(Stored entries)
+ + + +

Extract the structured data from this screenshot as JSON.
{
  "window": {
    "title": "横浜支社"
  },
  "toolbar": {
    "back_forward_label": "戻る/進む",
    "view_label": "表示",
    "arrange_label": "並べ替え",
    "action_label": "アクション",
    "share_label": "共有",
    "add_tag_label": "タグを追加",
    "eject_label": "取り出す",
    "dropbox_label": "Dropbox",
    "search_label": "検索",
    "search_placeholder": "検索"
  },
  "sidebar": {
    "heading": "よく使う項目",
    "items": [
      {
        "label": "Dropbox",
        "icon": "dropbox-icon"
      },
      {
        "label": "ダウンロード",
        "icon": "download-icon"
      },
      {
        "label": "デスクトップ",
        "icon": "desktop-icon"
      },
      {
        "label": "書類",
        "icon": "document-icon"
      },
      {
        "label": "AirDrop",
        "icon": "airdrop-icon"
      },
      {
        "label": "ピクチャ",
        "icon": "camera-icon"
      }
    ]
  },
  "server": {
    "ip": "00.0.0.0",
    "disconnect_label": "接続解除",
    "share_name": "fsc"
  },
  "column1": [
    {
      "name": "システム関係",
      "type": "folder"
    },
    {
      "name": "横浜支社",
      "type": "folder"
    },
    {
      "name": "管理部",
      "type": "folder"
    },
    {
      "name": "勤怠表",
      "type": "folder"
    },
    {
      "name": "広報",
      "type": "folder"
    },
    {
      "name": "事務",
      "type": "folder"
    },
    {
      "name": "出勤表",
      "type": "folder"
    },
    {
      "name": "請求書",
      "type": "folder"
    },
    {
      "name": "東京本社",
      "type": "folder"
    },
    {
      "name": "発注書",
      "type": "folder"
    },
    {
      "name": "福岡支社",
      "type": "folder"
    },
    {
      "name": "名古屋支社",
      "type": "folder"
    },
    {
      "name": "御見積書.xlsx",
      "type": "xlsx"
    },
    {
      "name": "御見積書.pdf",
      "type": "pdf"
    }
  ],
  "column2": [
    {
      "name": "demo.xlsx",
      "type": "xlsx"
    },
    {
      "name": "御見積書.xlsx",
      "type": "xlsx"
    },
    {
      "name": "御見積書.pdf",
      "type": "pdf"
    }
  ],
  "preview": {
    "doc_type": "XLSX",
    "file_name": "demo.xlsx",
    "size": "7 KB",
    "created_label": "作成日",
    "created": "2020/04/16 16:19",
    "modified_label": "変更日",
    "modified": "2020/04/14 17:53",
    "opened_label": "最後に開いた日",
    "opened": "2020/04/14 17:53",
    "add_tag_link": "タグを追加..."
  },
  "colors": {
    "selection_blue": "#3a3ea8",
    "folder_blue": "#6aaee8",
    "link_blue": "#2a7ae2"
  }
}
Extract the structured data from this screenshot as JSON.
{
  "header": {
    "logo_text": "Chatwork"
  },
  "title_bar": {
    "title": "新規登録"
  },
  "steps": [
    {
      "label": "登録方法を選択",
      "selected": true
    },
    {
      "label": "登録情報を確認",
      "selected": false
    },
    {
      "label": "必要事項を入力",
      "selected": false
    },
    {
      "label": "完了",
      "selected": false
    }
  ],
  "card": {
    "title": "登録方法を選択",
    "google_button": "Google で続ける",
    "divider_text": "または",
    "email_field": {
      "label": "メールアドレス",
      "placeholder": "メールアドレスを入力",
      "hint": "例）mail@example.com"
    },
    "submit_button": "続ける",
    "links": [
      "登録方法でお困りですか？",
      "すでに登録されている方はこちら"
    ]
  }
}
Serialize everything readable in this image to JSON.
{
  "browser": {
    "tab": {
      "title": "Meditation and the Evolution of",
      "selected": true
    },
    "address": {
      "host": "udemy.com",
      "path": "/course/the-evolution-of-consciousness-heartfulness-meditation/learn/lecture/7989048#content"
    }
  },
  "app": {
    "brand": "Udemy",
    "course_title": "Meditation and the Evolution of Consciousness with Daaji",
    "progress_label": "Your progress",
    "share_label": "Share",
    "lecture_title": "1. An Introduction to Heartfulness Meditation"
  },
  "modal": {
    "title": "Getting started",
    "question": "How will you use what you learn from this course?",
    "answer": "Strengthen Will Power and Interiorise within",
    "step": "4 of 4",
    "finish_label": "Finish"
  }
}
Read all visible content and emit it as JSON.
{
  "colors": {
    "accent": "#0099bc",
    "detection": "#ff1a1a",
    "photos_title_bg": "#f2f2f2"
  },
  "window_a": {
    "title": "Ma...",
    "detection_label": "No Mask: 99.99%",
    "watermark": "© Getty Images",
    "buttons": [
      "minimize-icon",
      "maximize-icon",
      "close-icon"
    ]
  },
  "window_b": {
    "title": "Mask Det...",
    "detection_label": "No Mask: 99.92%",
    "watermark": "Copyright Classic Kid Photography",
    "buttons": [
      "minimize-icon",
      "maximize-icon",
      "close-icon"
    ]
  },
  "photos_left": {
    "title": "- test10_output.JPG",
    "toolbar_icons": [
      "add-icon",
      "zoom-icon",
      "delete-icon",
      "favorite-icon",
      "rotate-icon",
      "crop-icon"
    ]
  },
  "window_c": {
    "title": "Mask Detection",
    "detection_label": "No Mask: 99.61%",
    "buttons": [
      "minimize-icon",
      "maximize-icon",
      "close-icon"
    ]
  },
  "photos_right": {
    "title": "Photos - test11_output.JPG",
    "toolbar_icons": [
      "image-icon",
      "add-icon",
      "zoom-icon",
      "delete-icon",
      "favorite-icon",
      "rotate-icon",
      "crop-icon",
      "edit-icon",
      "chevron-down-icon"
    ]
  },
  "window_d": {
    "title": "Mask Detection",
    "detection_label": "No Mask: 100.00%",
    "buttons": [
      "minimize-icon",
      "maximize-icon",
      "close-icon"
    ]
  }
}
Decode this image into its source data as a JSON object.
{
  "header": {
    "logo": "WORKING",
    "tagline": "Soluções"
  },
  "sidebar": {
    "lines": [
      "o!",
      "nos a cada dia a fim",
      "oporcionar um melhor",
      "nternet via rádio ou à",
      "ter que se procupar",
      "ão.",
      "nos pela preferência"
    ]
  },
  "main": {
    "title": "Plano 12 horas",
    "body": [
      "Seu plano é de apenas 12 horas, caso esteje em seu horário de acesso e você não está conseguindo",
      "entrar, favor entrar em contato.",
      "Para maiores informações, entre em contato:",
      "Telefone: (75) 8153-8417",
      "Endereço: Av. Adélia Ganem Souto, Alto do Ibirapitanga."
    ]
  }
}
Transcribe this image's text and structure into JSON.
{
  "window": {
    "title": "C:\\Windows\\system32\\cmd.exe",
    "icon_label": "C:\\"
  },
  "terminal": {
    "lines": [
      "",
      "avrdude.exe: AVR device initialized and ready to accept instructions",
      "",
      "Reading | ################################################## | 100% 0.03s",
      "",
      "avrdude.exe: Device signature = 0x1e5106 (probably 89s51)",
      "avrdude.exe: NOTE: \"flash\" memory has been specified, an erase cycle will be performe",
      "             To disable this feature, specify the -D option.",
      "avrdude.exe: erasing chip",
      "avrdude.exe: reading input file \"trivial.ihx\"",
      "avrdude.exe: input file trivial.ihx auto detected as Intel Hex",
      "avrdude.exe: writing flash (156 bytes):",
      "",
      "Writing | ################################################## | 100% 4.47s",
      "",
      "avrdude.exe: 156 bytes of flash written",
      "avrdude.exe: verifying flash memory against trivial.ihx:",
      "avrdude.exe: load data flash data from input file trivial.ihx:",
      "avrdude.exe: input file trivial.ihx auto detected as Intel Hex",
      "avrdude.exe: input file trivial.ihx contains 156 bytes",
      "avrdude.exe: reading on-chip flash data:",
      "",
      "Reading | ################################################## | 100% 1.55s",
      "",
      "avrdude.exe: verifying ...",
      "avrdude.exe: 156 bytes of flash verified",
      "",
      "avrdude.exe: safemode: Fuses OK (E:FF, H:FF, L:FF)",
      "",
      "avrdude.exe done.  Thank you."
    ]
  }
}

+ + + +

• _TASK DESCRIPTION_:
Write down every line of the data above that includes the string "JSON".

• _TASK OUTPUT_:
Extract the structured data from this screenshot as JSON.
Extract the structured data from this screenshot as JSON.
Serialize everything readable in this image to JSON.
Read all visible content and emit it as JSON.
Decode this image into its source data as a JSON object.
Transcribe this image's text and structure into JSON.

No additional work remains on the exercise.